_ASSIGNMENT_
Transcribe the records that follow in their entirety, omitting any pictures.

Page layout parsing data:
---------------

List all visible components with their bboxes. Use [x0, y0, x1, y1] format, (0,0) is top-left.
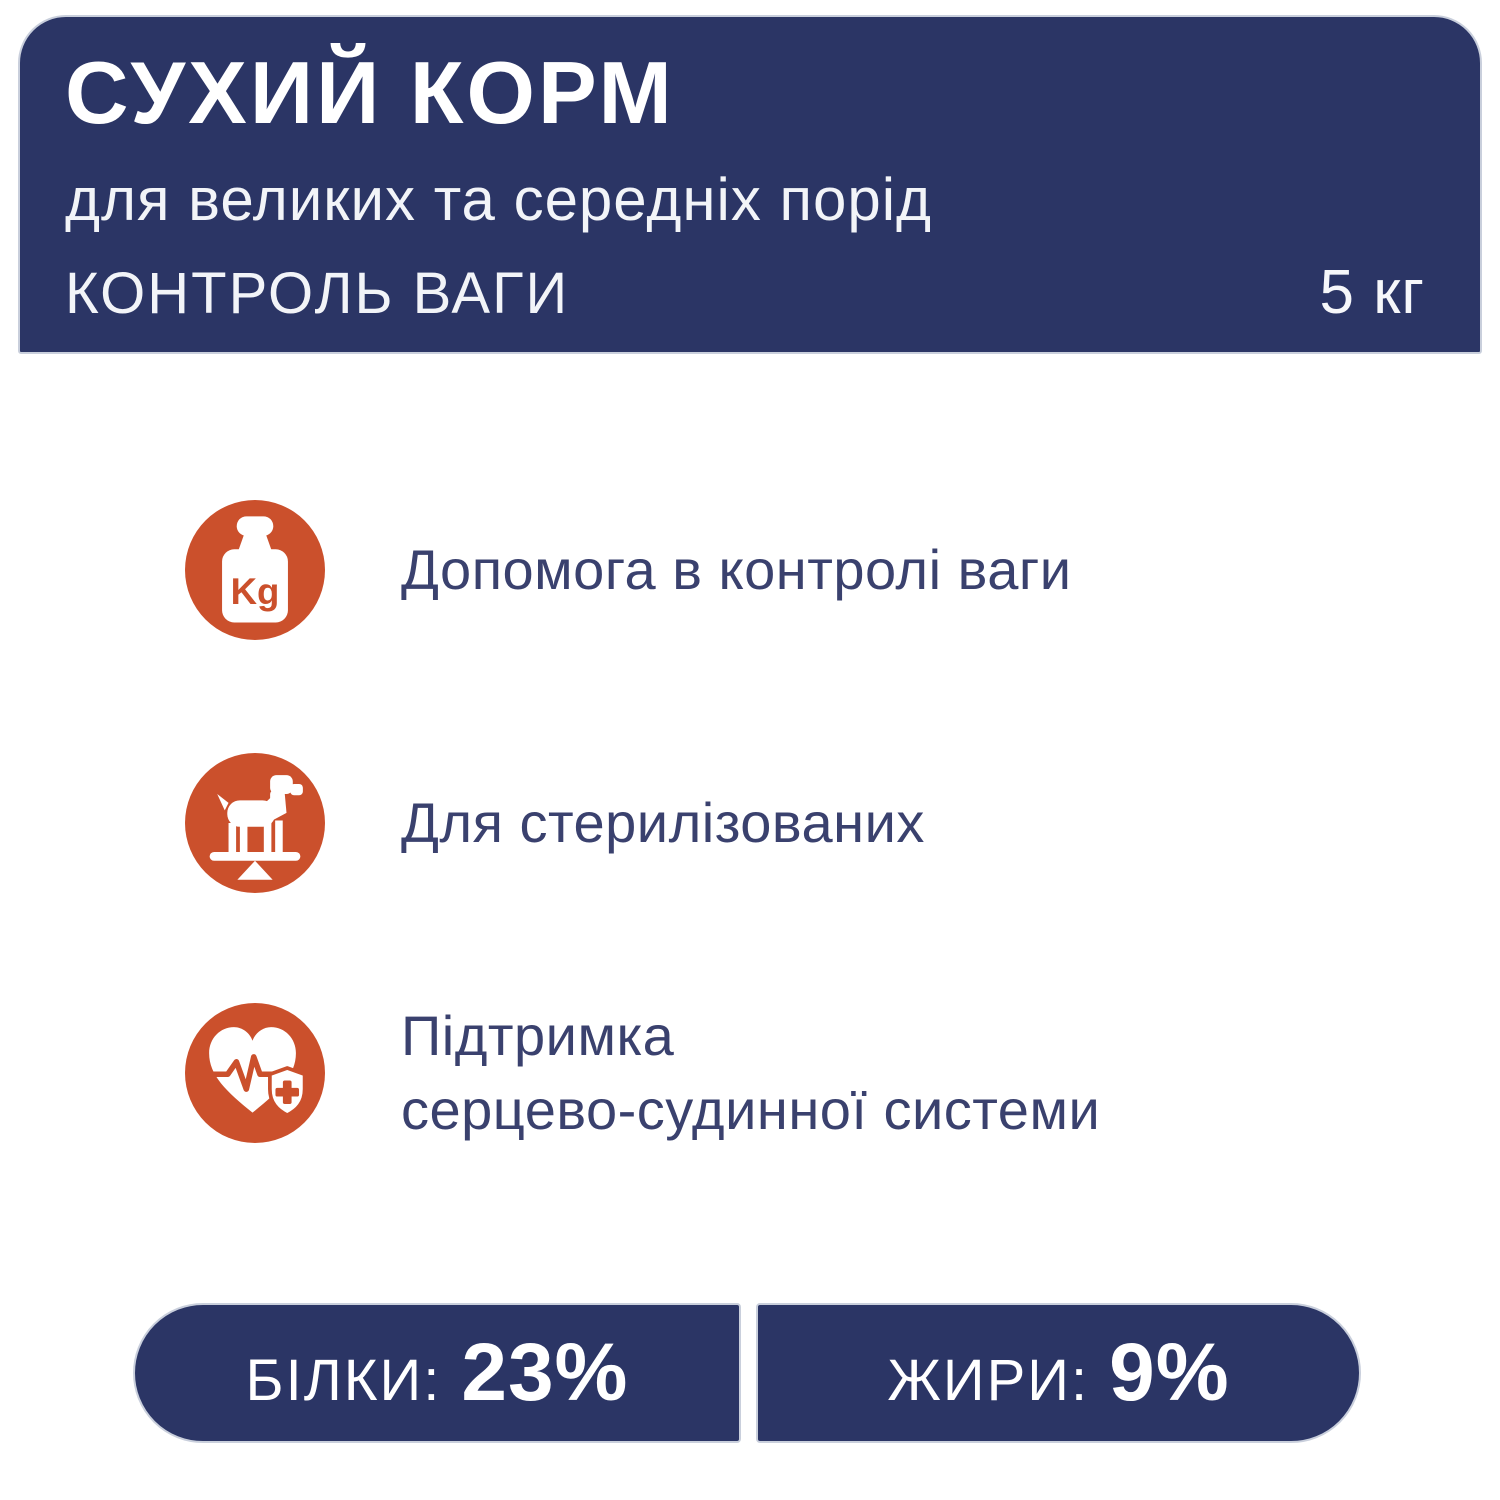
- product-category: КОНТРОЛЬ ВАГИ: [65, 261, 570, 326]
- protein-value: 23%: [461, 1327, 629, 1418]
- fat-value: 9%: [1109, 1327, 1230, 1418]
- fat-stat-pill: ЖИРИ: 9%: [756, 1303, 1361, 1443]
- kg-badge-label: Kg: [231, 571, 280, 612]
- protein-label: БІЛКИ:: [245, 1348, 442, 1413]
- header-panel: СУХИЙ КОРМ для великих та середніх порід…: [18, 15, 1482, 354]
- heart-shield-icon-glyph: [200, 1027, 307, 1118]
- protein-stat-pill: БІЛКИ: 23%: [133, 1303, 741, 1443]
- fat-label: ЖИРИ:: [887, 1348, 1090, 1413]
- feature-sterilized: Для стерилізованих: [185, 753, 925, 893]
- feature-cardio-support: Підтримка серцево-судинної системи: [185, 1003, 1100, 1143]
- kg-weight-icon: Kg: [185, 500, 325, 640]
- dog-on-scale-icon: [185, 753, 325, 893]
- heart-shield-icon: [185, 1003, 325, 1143]
- package-weight: 5 кг: [1319, 258, 1425, 327]
- kg-weight-icon-glyph: Kg: [222, 516, 288, 623]
- product-title: СУХИЙ КОРМ: [65, 43, 675, 142]
- feature-text-sterilized: Для стерилізованих: [401, 791, 925, 855]
- feature-text-weight-control: Допомога в контролі ваги: [401, 538, 1072, 602]
- dog-on-scale-icon-glyph: [209, 775, 303, 880]
- fat-stat: ЖИРИ: 9%: [887, 1326, 1229, 1420]
- feature-weight-control: Kg Допомога в контролі ваги: [185, 500, 1072, 640]
- product-subtitle: для великих та середніх порід: [65, 166, 933, 233]
- feature-text-cardio: Підтримка серцево-судинної системи: [401, 1004, 1101, 1141]
- protein-stat: БІЛКИ: 23%: [246, 1326, 629, 1420]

---------------

_TASK RESULT_
List all visible components with their bboxes. Use [x0, y0, x1, y1] format, (0,0) is top-left.
- product-category: КОНТРОЛЬ ВАГИ: [65, 261, 570, 326]
- protein-value: 23%: [461, 1327, 629, 1418]
- fat-value: 9%: [1109, 1327, 1230, 1418]
- fat-stat-pill: ЖИРИ: 9%: [756, 1303, 1361, 1443]
- kg-badge-label: Kg: [231, 571, 280, 612]
- protein-label: БІЛКИ:: [245, 1348, 442, 1413]
- header-panel: СУХИЙ КОРМ для великих та середніх порід…: [18, 15, 1482, 354]
- heart-shield-icon-glyph: [200, 1027, 307, 1118]
- protein-stat-pill: БІЛКИ: 23%: [133, 1303, 741, 1443]
- fat-label: ЖИРИ:: [887, 1348, 1090, 1413]
- feature-sterilized: Для стерилізованих: [185, 753, 925, 893]
- feature-cardio-support: Підтримка серцево-судинної системи: [185, 1003, 1100, 1143]
- kg-weight-icon: Kg: [185, 500, 325, 640]
- dog-on-scale-icon: [185, 753, 325, 893]
- heart-shield-icon: [185, 1003, 325, 1143]
- package-weight: 5 кг: [1319, 258, 1425, 327]
- kg-weight-icon-glyph: Kg: [222, 516, 288, 623]
- product-title: СУХИЙ КОРМ: [65, 43, 675, 142]
- feature-text-sterilized: Для стерилізованих: [401, 791, 925, 855]
- feature-text-weight-control: Допомога в контролі ваги: [401, 538, 1072, 602]
- dog-on-scale-icon-glyph: [209, 775, 303, 880]
- fat-stat: ЖИРИ: 9%: [887, 1326, 1229, 1420]
- feature-weight-control: Kg Допомога в контролі ваги: [185, 500, 1072, 640]
- product-subtitle: для великих та середніх порід: [65, 166, 933, 233]
- feature-text-cardio: Підтримка серцево-судинної системи: [401, 1004, 1101, 1141]
- protein-stat: БІЛКИ: 23%: [246, 1326, 629, 1420]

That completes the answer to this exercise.